- [Excerpted data]:
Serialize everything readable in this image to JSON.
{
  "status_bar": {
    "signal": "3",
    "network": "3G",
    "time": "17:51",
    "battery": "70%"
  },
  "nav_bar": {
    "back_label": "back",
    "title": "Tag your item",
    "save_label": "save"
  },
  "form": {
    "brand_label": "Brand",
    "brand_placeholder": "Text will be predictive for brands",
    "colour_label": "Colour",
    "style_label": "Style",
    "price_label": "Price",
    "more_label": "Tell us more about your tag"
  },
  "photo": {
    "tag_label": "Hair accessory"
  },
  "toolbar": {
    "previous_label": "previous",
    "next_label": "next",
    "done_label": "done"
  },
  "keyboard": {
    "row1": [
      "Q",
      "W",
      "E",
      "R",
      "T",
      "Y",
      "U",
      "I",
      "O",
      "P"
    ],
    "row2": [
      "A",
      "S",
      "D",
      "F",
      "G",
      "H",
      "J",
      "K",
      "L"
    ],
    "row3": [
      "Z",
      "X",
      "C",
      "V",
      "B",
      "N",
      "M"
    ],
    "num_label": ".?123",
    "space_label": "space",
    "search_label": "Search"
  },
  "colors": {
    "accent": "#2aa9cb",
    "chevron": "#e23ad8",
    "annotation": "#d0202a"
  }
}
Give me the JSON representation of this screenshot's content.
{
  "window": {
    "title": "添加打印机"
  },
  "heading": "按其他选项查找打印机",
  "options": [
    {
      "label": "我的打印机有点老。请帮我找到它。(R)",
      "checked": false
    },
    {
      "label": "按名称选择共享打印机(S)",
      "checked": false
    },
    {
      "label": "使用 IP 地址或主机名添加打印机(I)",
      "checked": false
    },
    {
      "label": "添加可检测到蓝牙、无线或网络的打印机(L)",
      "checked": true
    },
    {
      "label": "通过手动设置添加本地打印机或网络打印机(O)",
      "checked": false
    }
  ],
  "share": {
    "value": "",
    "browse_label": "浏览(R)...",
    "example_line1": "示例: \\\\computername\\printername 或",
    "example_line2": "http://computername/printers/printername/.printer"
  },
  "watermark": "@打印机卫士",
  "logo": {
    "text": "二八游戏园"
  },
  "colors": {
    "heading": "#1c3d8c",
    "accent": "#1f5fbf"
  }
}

- [What is asked]: Show each line holding the word "computername".

- [Complete output]:
    "example_line1": "示例: \\\\computername\\printername 或",
    "example_line2": "http://computername/printers/printername/.printer"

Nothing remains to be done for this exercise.